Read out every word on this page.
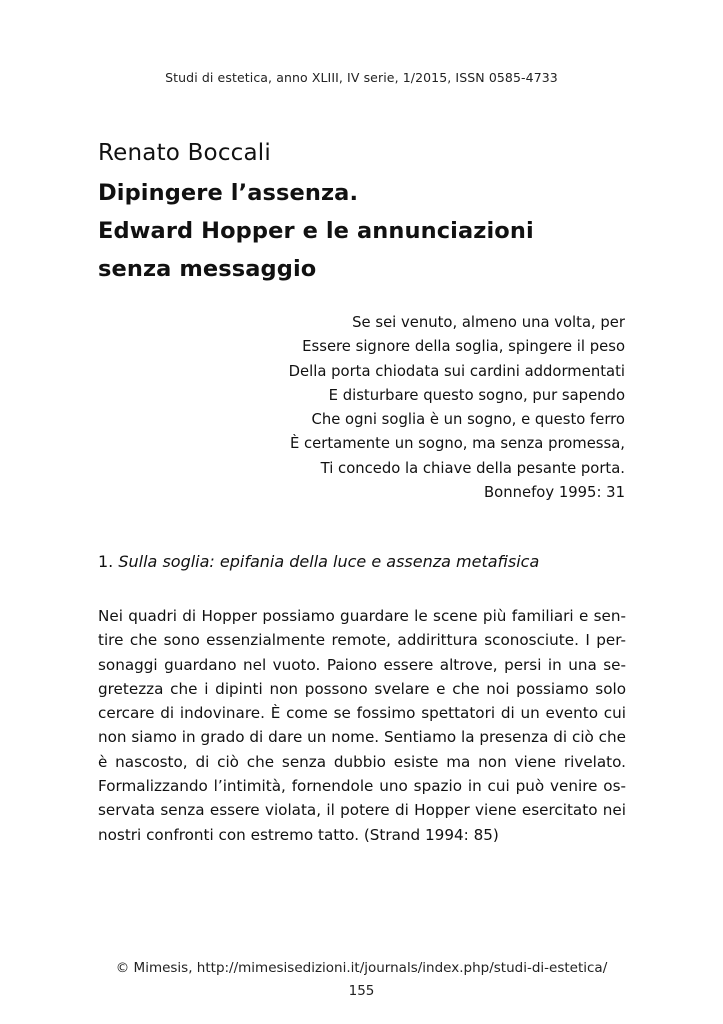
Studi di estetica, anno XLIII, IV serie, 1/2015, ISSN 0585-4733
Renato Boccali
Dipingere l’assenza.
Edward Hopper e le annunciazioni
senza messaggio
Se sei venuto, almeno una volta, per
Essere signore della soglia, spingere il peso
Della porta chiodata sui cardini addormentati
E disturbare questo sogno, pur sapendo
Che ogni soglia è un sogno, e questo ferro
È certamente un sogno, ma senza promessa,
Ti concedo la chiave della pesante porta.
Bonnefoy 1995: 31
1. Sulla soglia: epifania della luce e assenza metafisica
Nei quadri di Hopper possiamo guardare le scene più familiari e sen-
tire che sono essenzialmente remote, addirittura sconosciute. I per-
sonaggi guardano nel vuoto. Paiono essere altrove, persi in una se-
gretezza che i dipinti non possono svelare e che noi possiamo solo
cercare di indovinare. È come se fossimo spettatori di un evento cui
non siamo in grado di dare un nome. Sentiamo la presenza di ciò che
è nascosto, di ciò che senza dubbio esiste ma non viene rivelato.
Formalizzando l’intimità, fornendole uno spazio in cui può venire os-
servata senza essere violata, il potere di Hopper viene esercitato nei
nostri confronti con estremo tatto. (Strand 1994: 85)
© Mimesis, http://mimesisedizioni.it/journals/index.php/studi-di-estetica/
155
________________________
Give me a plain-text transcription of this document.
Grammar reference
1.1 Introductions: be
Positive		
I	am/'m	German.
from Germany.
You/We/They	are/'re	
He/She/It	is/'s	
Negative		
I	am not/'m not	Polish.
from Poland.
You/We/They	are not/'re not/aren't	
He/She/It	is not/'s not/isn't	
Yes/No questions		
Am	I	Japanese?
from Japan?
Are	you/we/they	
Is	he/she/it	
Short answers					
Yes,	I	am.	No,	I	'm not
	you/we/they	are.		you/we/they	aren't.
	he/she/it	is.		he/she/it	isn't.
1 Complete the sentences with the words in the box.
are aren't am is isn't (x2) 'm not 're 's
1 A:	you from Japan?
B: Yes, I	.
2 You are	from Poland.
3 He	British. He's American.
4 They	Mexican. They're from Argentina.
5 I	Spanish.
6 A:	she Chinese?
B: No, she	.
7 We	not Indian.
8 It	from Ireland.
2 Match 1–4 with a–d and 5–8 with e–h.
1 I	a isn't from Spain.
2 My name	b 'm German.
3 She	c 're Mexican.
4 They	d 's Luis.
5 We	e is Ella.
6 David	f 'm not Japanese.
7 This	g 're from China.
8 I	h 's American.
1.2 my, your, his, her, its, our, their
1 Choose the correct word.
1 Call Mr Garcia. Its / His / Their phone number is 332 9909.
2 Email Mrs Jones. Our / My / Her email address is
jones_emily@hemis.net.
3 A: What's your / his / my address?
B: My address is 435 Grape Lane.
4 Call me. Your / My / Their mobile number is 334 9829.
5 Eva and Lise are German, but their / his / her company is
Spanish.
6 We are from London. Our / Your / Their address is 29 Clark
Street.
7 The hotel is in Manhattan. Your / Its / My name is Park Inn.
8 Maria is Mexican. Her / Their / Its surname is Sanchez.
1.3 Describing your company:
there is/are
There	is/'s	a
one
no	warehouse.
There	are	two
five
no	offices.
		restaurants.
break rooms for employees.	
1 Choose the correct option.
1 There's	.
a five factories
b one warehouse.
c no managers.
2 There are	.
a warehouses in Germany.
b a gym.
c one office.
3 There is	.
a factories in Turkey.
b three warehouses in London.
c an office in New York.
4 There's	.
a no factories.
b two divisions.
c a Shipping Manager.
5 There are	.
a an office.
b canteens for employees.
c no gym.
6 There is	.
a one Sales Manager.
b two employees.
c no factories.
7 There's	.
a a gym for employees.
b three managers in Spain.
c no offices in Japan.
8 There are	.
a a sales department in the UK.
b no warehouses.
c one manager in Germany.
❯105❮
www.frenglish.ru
________________________
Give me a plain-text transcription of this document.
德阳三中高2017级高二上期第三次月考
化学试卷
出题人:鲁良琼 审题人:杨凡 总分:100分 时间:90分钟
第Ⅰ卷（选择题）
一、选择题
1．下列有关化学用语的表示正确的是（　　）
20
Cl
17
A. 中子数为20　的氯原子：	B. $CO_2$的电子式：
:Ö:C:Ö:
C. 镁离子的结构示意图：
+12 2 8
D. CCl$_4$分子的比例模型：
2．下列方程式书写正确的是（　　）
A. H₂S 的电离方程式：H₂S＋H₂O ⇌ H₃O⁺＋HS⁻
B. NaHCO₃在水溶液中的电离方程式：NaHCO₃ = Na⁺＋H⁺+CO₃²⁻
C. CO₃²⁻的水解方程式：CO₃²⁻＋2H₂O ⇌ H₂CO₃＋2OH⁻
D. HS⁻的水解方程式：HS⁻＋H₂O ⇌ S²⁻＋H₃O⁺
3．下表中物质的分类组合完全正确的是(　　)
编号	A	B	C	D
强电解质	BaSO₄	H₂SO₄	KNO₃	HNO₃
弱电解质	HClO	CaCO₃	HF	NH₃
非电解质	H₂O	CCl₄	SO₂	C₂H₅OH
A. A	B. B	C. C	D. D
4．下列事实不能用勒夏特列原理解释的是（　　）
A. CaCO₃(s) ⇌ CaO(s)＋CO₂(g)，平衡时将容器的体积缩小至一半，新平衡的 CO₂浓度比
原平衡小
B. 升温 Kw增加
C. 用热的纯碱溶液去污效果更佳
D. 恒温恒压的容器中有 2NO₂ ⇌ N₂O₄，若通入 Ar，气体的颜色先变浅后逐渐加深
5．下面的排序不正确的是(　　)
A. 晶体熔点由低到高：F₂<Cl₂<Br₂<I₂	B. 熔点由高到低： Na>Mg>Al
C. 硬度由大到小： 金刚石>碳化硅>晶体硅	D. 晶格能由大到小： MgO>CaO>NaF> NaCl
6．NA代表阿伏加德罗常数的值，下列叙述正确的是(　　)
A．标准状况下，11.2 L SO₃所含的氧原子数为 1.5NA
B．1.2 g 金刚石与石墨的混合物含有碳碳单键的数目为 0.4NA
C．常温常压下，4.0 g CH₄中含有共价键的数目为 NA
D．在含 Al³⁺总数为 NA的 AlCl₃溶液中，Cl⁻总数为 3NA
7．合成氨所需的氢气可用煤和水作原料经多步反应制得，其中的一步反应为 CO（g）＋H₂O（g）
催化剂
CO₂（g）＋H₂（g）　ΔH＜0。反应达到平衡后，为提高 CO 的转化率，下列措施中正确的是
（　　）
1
________________________
Prompt:
Look for the word "sogno" and return every line where it occurs.

Correct answer:
E disturbare questo sogno, pur sapendo
Che ogni soglia è un sogno, e questo ferro
È certamente un sogno, ma senza promessa,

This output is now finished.